Aim of the task> In the listing below, find every line with the string "Wellington" and pull it out.

Part of a data file

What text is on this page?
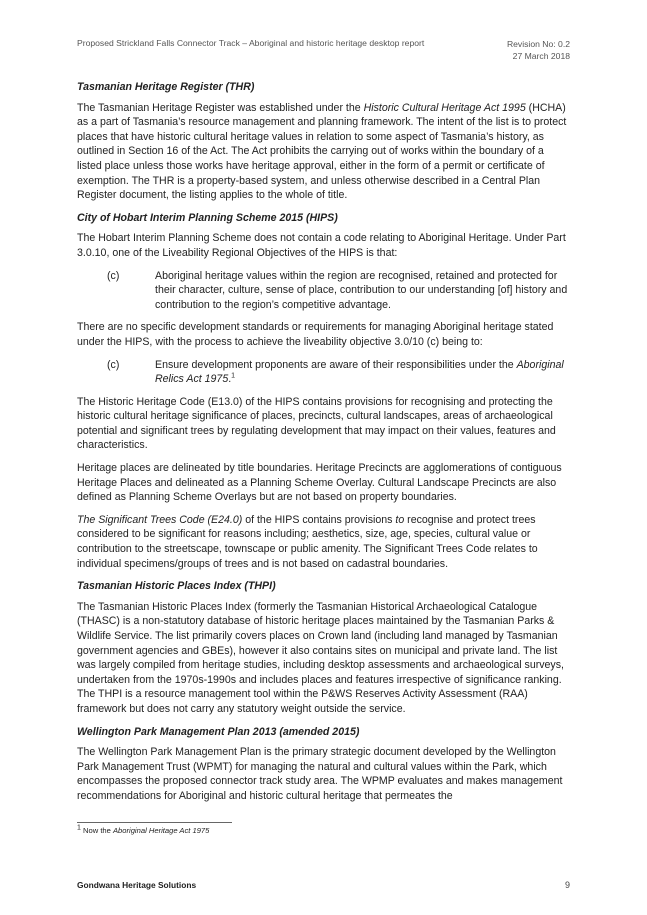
Proposed Strickland Falls Connector Track – Aboriginal and historic heritage desktop report	Revision No: 0.2
27 March 2018
Tasmanian Heritage Register (THR)

The Tasmanian Heritage Register was established under the Historic Cultural Heritage Act 1995 (HCHA) as a part of Tasmania’s resource management and planning framework. The intent of the list is to protect places that have historic cultural heritage values in relation to some aspect of Tasmania’s history, as outlined in Section 16 of the Act. The Act prohibits the carrying out of works within the boundary of a listed place unless those works have heritage approval, either in the form of a permit or certificate of exemption. The THR is a property-based system, and unless otherwise described in a Central Plan Register document, the listing applies to the whole of title.

City of Hobart Interim Planning Scheme 2015 (HIPS)

The Hobart Interim Planning Scheme does not contain a code relating to Aboriginal Heritage. Under Part 3.0.10, one of the Liveability Regional Objectives of the HIPS is that:

(c)	Aboriginal heritage values within the region are recognised, retained and protected for their character, culture, sense of place, contribution to our understanding [of] history and contribution to the region’s competitive advantage.

There are no specific development standards or requirements for managing Aboriginal heritage stated under the HIPS, with the process to achieve the liveability objective 3.0/10 (c) being to:

(c)	Ensure development proponents are aware of their responsibilities under the Aboriginal Relics Act 1975.$^1$

The Historic Heritage Code (E13.0) of the HIPS contains provisions for recognising and protecting the historic cultural heritage significance of places, precincts, cultural landscapes, areas of archaeological potential and significant trees by regulating development that may impact on their values, features and characteristics.

Heritage places are delineated by title boundaries. Heritage Precincts are agglomerations of contiguous Heritage Places and delineated as a Planning Scheme Overlay. Cultural Landscape Precincts are also defined as Planning Scheme Overlays but are not based on property boundaries.

The Significant Trees Code (E24.0) of the HIPS contains provisions to recognise and protect trees considered to be significant for reasons including; aesthetics, size, age, species, cultural value or contribution to the streetscape, townscape or public amenity. The Significant Trees Code relates to individual specimens/groups of trees and is not based on cadastral boundaries.

Tasmanian Historic Places Index (THPI)

The Tasmanian Historic Places Index (formerly the Tasmanian Historical Archaeological Catalogue (THASC) is a non-statutory database of historic heritage places maintained by the Tasmanian Parks & Wildlife Service. The list primarily covers places on Crown land (including land managed by Tasmanian government agencies and GBEs), however it also contains sites on municipal and private land. The list was largely compiled from heritage studies, including desktop assessments and archaeological surveys, undertaken from the 1970s-1990s and includes places and features irrespective of significance ranking. The THPI is a resource management tool within the P&WS Reserves Activity Assessment (RAA) framework but does not carry any statutory weight outside the service.

Wellington Park Management Plan 2013 (amended 2015)

The Wellington Park Management Plan is the primary strategic document developed by the Wellington Park Management Trust (WPMT) for managing the natural and cultural values within the Park, which encompasses the proposed connector track study area. The WPMP evaluates and makes management recommendations for Aboriginal and historic cultural heritage that permeates the

$^1$ Now the Aboriginal Heritage Act 1975
Gondwana Heritage Solutions	9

Task output>
Wellington Park Management Plan 2013 (amended 2015)
The Wellington Park Management Plan is the primary strategic document developed by the Wellington Park Management Trust (WPMT) for managing the natural and cultural values within the Park, which encompasses the proposed connector track study area. The WPMP evaluates and makes management recommendations for Aboriginal and historic cultural heritage that permeates the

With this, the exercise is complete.